Rows:
'''
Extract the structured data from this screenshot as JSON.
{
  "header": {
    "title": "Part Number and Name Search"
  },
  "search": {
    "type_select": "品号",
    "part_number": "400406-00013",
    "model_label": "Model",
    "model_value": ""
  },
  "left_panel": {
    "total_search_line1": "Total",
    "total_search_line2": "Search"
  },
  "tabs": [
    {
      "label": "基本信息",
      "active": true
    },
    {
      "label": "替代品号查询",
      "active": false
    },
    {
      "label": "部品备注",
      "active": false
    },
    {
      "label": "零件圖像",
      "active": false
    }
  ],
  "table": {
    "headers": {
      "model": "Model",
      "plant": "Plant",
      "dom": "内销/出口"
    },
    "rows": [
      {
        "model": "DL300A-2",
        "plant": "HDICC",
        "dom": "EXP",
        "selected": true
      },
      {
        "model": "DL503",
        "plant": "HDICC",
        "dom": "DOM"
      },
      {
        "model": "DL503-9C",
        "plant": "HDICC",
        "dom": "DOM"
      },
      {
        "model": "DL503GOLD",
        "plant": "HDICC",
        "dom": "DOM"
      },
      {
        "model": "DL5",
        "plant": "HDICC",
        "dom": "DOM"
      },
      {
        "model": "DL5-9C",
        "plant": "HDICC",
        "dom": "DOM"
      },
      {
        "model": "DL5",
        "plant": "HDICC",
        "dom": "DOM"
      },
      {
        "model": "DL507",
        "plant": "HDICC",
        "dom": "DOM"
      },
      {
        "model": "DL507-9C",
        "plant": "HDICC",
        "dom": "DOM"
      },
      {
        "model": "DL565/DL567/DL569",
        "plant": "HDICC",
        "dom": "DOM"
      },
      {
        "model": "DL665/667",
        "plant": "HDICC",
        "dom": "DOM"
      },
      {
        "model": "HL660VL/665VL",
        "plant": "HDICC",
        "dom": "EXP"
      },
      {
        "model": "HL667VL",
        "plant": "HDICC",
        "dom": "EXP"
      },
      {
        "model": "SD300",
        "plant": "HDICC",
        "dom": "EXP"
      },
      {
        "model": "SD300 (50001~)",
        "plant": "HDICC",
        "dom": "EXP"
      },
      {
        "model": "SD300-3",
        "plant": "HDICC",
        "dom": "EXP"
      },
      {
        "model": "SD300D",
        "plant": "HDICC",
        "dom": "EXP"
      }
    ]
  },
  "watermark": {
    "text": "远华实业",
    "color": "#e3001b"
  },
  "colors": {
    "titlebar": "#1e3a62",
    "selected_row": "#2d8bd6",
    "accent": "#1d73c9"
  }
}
'''
Required work: Extract the complete listing above, reproducing each line exactly.

Answer to the exercise:
Extract the structured data from this screenshot as JSON.
{
  "header": {
    "title": "Part Number and Name Search"
  },
  "search": {
    "type_select": "品号",
    "part_number": "400406-00013",
    "model_label": "Model",
    "model_value": ""
  },
  "left_panel": {
    "total_search_line1": "Total",
    "total_search_line2": "Search"
  },
  "tabs": [
    {
      "label": "基本信息",
      "active": true
    },
    {
      "label": "替代品号查询",
      "active": false
    },
    {
      "label": "部品备注",
      "active": false
    },
    {
      "label": "零件圖像",
      "active": false
    }
  ],
  "table": {
    "headers": {
      "model": "Model",
      "plant": "Plant",
      "dom": "内销/出口"
    },
    "rows": [
      {
        "model": "DL300A-2",
        "plant": "HDICC",
        "dom": "EXP",
        "selected": true
      },
      {
        "model": "DL503",
        "plant": "HDICC",
        "dom": "DOM"
      },
      {
        "model": "DL503-9C",
        "plant": "HDICC",
        "dom": "DOM"
      },
      {
        "model": "DL503GOLD",
        "plant": "HDICC",
        "dom": "DOM"
      },
      {
        "model": "DL5",
        "plant": "HDICC",
        "dom": "DOM"
      },
      {
        "model": "DL5-9C",
        "plant": "HDICC",
        "dom": "DOM"
      },
      {
        "model": "DL5",
        "plant": "HDICC",
        "dom": "DOM"
      },
      {
        "model": "DL507",
        "plant": "HDICC",
        "dom": "DOM"
      },
      {
        "model": "DL507-9C",
        "plant": "HDICC",
        "dom": "DOM"
      },
      {
        "model": "DL565/DL567/DL569",
        "plant": "HDICC",
        "dom": "DOM"
      },
      {
        "model": "DL665/667",
        "plant": "HDICC",
        "dom": "DOM"
      },
      {
        "model": "HL660VL/665VL",
        "plant": "HDICC",
        "dom": "EXP"
      },
      {
        "model": "HL667VL",
        "plant": "HDICC",
        "dom": "EXP"
      },
      {
        "model": "SD300",
        "plant": "HDICC",
        "dom": "EXP"
      },
      {
        "model": "SD300 (50001~)",
        "plant": "HDICC",
        "dom": "EXP"
      },
      {
        "model": "SD300-3",
        "plant": "HDICC",
        "dom": "EXP"
      },
      {
        "model": "SD300D",
        "plant": "HDICC",
        "dom": "EXP"
      }
    ]
  },
  "watermark": {
    "text": "远华实业",
    "color": "#e3001b"
  },
  "colors": {
    "titlebar": "#1e3a62",
    "selected_row": "#2d8bd6",
    "accent": "#1d73c9"
  }
}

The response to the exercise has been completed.